EJERCICIOS PROPUESTOS —
• A. Reproduzca sin cambios el pasaje del fragmento seleccionado que empieza en "En la discusión" y continúa hasta "el útero materno.".
• B. Indique si cada enunciado concuerda con el fragmento seleccionado: (i) el feminismo que defiende el aborto libre se muestra a diario; (ii) el inconveniente de que el embrión no se vea es propio solo de la sociedad digital; (iii) el embrión se encuentra oculto tras el vientre y el útero materno. Responda sí o no y cite textualmente las palabras que lo deciden.

FRAGMENTO SELECCIONADO —
En la discusión por el aborto libre el embrión, el feto o la persona – como quiera usted llamarle- corre con una gran desventaja: no se ve. Hablamos de algo que está oculto, como los misterios, abrigado tras el vientre y el útero materno.
Este inconveniente ha existido siempre, pero en la sociedad digital donde todo debe exhibirse para existir, se convierte en un punto en contra que se hace cada vez más difícil de sortear.
Quizás si el feto pudiese sacarse una selfie y publicarla todos los días en las redes sociales creeríamos que existe, que vive y que independiente de su edad es un ser humano capaz incluso de sonreír. Pero como no se muestra nos damos permiso para dudar o interpretar su existencia.
El feminismo en cambio – el que levanta las banderas del aborto libre arguyendo el derecho de las mujeres a elegir- se muestra a diario y por todos lados. Está en titulares, noticieros, discursos y millones de twits y posteos en el inmenso océano de internet. Ellas y ellos se exhiben con insistencia y junto a sus imágenes exigen con ímpetu y convicción más autonomía y libertad, ganando adhesión y simpatía.

(Material almacenado)
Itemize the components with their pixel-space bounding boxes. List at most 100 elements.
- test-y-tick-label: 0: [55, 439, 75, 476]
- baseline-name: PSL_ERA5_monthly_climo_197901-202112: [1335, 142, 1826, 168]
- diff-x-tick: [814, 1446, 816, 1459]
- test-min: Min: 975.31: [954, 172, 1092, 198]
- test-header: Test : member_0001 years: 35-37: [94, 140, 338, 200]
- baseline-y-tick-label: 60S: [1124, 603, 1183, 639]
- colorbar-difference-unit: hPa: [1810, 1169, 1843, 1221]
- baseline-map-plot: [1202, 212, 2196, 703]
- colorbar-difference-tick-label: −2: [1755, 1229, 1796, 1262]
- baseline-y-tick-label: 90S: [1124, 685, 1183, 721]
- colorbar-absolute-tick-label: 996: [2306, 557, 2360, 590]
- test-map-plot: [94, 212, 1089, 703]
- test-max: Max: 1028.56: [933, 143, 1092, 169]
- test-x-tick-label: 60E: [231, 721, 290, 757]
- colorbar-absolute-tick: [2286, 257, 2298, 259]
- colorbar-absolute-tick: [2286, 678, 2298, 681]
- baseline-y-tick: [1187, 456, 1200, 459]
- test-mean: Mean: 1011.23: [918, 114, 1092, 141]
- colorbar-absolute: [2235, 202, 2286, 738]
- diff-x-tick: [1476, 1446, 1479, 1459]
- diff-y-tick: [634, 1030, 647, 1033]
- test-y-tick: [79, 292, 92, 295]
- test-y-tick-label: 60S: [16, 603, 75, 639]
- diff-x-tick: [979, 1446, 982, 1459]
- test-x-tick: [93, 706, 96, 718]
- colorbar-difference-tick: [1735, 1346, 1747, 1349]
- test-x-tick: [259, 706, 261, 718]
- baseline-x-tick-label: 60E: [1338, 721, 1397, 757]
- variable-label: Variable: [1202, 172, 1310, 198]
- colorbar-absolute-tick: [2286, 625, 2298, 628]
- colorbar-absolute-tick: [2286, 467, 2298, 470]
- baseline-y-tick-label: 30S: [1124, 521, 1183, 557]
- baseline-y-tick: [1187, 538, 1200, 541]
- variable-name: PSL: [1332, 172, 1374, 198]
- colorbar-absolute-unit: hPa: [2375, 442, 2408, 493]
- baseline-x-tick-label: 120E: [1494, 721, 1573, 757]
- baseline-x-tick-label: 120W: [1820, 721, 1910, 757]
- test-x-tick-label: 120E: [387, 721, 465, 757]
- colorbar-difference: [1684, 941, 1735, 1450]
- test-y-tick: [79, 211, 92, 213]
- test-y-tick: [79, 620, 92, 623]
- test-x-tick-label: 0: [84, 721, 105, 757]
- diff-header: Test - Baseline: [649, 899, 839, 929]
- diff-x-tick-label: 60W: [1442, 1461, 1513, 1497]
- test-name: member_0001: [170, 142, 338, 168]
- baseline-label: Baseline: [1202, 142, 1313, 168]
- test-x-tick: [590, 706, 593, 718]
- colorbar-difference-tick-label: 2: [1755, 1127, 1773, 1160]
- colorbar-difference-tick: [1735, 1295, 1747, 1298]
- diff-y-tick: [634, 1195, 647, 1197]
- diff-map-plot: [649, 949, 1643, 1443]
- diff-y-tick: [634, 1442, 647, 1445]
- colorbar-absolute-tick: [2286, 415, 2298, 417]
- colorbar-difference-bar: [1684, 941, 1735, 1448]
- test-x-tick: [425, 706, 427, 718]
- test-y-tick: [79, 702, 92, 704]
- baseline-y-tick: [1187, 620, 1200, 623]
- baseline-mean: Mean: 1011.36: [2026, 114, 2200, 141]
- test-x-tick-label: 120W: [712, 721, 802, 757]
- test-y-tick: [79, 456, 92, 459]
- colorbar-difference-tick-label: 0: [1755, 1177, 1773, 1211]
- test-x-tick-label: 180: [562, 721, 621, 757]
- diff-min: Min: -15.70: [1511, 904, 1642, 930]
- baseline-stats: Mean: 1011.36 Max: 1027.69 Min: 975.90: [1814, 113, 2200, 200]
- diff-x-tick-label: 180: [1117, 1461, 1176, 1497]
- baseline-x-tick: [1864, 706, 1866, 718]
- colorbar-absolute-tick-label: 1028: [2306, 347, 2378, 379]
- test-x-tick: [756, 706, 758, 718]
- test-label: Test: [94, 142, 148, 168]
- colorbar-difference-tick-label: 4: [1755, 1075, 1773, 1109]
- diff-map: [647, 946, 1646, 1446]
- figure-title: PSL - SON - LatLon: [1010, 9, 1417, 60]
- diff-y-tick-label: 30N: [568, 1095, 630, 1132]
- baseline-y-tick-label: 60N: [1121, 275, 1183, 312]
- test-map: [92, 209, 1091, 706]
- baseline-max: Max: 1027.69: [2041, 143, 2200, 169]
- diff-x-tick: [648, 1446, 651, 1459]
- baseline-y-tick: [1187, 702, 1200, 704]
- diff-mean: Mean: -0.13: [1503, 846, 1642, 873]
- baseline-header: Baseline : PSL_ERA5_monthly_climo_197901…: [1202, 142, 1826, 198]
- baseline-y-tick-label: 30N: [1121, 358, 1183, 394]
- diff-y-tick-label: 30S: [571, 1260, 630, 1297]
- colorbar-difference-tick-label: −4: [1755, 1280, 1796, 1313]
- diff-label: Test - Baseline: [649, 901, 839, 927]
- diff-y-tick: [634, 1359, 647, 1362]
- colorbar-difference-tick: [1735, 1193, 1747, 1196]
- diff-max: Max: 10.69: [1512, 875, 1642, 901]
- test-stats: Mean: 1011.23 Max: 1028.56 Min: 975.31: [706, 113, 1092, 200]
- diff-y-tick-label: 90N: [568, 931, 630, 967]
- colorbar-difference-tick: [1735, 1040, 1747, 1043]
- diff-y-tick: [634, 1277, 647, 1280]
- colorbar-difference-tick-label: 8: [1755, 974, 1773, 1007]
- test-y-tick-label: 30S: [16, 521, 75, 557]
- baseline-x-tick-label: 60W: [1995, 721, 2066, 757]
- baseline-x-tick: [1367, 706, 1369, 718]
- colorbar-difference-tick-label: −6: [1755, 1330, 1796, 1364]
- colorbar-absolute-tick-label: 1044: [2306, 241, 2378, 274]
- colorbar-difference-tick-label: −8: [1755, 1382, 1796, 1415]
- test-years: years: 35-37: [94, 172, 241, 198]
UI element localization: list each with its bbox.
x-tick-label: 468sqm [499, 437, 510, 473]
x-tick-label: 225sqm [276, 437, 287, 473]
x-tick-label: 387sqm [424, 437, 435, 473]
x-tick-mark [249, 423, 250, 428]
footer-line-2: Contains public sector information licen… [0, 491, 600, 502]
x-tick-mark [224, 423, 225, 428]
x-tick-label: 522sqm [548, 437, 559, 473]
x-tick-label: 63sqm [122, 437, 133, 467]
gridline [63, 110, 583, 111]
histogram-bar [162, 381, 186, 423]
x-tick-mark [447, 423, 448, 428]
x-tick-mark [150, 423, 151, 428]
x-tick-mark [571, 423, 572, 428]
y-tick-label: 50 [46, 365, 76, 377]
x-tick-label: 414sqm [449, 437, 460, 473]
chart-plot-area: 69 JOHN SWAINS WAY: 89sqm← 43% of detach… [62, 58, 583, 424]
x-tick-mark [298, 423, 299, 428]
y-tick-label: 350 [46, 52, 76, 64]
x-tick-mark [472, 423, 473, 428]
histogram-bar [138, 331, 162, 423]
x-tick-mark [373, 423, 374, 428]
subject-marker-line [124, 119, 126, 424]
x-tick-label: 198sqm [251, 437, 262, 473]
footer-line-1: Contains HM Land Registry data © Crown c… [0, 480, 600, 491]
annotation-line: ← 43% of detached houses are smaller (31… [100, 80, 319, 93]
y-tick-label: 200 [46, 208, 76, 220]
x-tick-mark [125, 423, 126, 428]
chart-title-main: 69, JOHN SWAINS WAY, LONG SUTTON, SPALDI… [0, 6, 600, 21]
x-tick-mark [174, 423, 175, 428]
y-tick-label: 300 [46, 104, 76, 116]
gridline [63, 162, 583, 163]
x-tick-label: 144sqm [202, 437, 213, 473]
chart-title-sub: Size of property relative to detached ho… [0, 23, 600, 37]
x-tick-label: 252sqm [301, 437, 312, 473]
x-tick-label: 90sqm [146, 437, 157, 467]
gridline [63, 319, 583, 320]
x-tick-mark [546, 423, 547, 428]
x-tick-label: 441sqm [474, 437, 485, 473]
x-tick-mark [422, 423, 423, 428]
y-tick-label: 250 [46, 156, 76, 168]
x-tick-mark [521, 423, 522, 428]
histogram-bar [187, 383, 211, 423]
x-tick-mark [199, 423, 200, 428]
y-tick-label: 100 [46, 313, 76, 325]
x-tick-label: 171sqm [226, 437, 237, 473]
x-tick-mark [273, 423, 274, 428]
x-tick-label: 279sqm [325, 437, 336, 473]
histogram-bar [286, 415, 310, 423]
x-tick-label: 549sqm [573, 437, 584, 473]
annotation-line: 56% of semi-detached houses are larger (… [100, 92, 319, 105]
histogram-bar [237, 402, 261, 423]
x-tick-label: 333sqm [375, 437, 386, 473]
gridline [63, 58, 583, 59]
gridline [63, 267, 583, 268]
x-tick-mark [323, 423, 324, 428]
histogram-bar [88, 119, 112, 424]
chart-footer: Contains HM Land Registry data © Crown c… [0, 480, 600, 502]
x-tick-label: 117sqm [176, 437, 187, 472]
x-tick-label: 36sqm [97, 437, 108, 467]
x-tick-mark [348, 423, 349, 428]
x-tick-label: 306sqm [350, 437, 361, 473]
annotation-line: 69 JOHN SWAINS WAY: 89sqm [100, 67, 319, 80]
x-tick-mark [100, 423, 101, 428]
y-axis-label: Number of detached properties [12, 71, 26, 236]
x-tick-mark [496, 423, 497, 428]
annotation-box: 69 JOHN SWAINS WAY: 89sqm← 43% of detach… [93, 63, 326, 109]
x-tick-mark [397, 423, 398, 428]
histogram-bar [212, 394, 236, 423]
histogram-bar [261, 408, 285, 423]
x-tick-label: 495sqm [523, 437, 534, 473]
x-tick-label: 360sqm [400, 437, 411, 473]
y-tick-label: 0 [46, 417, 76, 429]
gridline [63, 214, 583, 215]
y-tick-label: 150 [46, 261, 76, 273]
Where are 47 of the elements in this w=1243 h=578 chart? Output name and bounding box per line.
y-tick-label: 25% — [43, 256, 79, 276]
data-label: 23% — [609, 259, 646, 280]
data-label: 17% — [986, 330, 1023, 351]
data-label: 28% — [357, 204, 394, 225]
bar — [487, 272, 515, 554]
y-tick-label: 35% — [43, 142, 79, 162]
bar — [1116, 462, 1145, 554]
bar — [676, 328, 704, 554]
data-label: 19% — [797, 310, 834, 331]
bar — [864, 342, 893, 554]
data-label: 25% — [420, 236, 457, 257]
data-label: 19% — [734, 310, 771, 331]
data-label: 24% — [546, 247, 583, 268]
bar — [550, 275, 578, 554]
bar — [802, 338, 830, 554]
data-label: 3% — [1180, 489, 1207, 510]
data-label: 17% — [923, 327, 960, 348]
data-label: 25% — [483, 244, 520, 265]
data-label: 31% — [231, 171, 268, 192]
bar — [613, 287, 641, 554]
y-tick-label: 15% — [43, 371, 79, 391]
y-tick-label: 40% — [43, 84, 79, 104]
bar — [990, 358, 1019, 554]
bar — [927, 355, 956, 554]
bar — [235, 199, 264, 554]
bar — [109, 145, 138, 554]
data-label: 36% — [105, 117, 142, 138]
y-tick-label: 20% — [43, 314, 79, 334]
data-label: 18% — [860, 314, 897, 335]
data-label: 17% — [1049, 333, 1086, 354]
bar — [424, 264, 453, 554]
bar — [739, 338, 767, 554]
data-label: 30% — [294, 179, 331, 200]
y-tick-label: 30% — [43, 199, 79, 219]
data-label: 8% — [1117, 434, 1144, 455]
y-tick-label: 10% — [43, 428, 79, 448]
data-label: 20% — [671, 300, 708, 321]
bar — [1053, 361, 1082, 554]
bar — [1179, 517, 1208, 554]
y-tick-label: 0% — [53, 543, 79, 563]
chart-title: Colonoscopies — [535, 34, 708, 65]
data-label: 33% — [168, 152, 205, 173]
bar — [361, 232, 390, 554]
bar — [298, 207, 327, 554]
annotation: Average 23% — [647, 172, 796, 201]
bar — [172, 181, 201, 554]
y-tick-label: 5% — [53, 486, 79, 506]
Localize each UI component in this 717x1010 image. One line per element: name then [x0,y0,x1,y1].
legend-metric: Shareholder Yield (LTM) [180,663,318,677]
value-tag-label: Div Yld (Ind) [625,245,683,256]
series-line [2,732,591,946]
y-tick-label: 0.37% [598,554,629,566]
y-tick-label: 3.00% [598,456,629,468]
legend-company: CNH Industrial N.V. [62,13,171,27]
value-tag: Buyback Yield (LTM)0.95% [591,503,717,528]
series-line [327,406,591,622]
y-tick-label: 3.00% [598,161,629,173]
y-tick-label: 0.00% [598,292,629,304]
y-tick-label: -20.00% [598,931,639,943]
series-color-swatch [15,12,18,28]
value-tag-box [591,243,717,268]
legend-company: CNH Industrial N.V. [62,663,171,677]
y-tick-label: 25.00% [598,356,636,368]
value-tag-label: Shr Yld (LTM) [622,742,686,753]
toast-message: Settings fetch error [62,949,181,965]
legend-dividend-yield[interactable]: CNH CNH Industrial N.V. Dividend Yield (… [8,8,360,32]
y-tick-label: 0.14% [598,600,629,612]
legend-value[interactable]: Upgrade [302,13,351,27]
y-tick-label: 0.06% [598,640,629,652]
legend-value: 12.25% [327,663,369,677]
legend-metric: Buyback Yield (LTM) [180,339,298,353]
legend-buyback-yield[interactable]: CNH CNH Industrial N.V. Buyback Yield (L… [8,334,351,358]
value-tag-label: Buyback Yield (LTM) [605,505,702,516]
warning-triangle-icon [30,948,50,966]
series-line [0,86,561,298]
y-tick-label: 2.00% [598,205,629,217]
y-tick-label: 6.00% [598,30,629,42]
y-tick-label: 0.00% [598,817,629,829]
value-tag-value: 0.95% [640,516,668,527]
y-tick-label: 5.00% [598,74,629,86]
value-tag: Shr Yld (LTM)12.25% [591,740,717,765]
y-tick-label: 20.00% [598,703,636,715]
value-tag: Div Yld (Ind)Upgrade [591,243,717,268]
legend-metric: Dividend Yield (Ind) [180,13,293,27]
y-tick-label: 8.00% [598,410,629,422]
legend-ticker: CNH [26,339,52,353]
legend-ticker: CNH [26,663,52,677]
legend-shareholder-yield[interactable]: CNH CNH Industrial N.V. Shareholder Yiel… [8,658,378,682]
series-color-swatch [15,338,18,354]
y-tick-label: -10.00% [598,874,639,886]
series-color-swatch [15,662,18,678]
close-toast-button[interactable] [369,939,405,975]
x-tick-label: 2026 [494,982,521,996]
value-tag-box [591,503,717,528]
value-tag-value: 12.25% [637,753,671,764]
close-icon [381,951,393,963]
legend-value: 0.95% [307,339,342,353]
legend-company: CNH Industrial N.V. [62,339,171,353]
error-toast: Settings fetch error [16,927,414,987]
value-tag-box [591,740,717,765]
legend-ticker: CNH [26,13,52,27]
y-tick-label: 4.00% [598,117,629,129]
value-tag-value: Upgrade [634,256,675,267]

EJERCICIOS RESUELTOS —
• A.
En la discusión por el aborto libre el embrión, el feto o la persona – como quiera usted llamarle- corre con una gran desventaja: no se ve. Hablamos de algo que está oculto, como los misterios, abrigado tras el vientre y el útero materno.

• B.
(i) Sí: "se muestra a diario y por todos lados".
(ii) No: "Este inconveniente ha existido siempre".
(iii) Sí: "abrigado tras el vientre y el útero materno".